### To be done
Extract the complete listing and repeat it word for word.

### Data extract
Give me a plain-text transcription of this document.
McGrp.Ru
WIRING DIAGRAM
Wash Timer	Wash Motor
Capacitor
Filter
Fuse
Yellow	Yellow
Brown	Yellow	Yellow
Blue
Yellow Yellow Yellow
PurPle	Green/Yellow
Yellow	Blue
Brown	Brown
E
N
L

### Full solution
Give me a plain-text transcription of this document.
McGrp.Ru
WIRING DIAGRAM
Wash Timer	Wash Motor
Capacitor
Filter
Fuse
Yellow	Yellow
Brown	Yellow	Yellow
Blue
Yellow Yellow Yellow
PurPle	Green/Yellow
Yellow	Blue
Brown	Brown
E
N
L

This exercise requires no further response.